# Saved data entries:
☆ ☆ ☆

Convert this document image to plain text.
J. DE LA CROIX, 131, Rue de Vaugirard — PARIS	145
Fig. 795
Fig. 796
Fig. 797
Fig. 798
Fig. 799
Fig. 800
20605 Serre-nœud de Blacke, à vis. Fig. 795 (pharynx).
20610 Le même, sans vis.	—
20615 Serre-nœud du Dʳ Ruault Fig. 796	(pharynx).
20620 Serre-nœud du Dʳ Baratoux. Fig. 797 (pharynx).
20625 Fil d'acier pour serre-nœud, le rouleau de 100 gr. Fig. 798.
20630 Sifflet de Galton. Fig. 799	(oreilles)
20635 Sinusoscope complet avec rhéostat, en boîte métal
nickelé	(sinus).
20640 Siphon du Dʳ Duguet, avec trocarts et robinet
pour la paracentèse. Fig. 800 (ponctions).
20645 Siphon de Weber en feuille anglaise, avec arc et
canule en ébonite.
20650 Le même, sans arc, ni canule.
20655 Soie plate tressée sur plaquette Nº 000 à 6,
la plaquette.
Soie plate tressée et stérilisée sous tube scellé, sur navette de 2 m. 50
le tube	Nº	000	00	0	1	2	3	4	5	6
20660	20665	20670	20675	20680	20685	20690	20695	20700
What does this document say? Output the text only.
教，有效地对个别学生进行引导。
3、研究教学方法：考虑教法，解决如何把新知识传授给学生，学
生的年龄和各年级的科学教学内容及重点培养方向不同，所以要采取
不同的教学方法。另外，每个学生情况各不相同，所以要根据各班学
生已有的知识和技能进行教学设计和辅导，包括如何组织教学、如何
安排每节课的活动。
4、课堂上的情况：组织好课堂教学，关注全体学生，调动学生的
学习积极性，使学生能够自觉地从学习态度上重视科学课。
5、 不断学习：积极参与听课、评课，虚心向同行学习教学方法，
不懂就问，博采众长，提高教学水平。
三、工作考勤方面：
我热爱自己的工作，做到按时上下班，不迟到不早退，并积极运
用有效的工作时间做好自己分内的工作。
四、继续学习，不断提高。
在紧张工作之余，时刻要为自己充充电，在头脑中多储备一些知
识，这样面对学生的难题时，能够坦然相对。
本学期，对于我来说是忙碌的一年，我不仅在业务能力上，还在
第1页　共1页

☆ ☆ ☆

# Instructions to follow:
Give the entries once more, exactly as they appear.

# Problem solution:
Convert this document image to plain text.
J. DE LA CROIX, 131, Rue de Vaugirard — PARIS	145
Fig. 795
Fig. 796
Fig. 797
Fig. 798
Fig. 799
Fig. 800
20605 Serre-nœud de Blacke, à vis. Fig. 795 (pharynx).
20610 Le même, sans vis.	—
20615 Serre-nœud du Dʳ Ruault Fig. 796	(pharynx).
20620 Serre-nœud du Dʳ Baratoux. Fig. 797 (pharynx).
20625 Fil d'acier pour serre-nœud, le rouleau de 100 gr. Fig. 798.
20630 Sifflet de Galton. Fig. 799	(oreilles)
20635 Sinusoscope complet avec rhéostat, en boîte métal
nickelé	(sinus).
20640 Siphon du Dʳ Duguet, avec trocarts et robinet
pour la paracentèse. Fig. 800 (ponctions).
20645 Siphon de Weber en feuille anglaise, avec arc et
canule en ébonite.
20650 Le même, sans arc, ni canule.
20655 Soie plate tressée sur plaquette Nº 000 à 6,
la plaquette.
Soie plate tressée et stérilisée sous tube scellé, sur navette de 2 m. 50
le tube	Nº	000	00	0	1	2	3	4	5	6
20660	20665	20670	20675	20680	20685	20690	20695	20700
What does this document say? Output the text only.
教，有效地对个别学生进行引导。
3、研究教学方法：考虑教法，解决如何把新知识传授给学生，学
生的年龄和各年级的科学教学内容及重点培养方向不同，所以要采取
不同的教学方法。另外，每个学生情况各不相同，所以要根据各班学
生已有的知识和技能进行教学设计和辅导，包括如何组织教学、如何
安排每节课的活动。
4、课堂上的情况：组织好课堂教学，关注全体学生，调动学生的
学习积极性，使学生能够自觉地从学习态度上重视科学课。
5、 不断学习：积极参与听课、评课，虚心向同行学习教学方法，
不懂就问，博采众长，提高教学水平。
三、工作考勤方面：
我热爱自己的工作，做到按时上下班，不迟到不早退，并积极运
用有效的工作时间做好自己分内的工作。
四、继续学习，不断提高。
在紧张工作之余，时刻要为自己充充电，在头脑中多储备一些知
识，这样面对学生的难题时，能够坦然相对。
本学期，对于我来说是忙碌的一年，我不仅在业务能力上，还在
第1页　共1页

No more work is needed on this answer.